> _Required work_:
The answer must be a single number: how many lines of the records below hold the word "Cowles".

==== Stored data ====

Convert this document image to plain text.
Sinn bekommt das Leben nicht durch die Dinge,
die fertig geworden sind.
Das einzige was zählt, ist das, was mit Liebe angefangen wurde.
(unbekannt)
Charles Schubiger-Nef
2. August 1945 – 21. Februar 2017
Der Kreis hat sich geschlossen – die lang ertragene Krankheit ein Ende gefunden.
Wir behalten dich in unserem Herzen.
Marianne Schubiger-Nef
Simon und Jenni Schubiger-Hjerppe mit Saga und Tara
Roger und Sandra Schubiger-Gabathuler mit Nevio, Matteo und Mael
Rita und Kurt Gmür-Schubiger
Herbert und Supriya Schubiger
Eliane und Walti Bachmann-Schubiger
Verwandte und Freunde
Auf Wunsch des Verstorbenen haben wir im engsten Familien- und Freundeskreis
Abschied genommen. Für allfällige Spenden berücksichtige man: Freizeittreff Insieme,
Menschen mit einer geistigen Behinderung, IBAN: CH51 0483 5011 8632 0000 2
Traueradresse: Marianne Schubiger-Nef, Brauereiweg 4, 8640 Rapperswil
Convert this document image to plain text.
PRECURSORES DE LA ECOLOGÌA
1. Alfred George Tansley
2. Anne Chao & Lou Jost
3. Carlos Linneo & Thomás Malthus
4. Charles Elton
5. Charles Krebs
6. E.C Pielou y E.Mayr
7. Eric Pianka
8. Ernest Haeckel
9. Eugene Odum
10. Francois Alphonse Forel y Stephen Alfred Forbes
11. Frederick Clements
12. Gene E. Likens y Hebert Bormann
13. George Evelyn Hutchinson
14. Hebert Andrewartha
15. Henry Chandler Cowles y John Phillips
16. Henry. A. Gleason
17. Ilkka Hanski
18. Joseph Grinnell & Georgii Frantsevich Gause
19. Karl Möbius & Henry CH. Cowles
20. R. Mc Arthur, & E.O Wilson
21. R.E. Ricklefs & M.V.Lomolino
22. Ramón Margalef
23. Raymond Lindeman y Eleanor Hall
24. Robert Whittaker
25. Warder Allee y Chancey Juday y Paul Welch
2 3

====

> _Answer area_:
2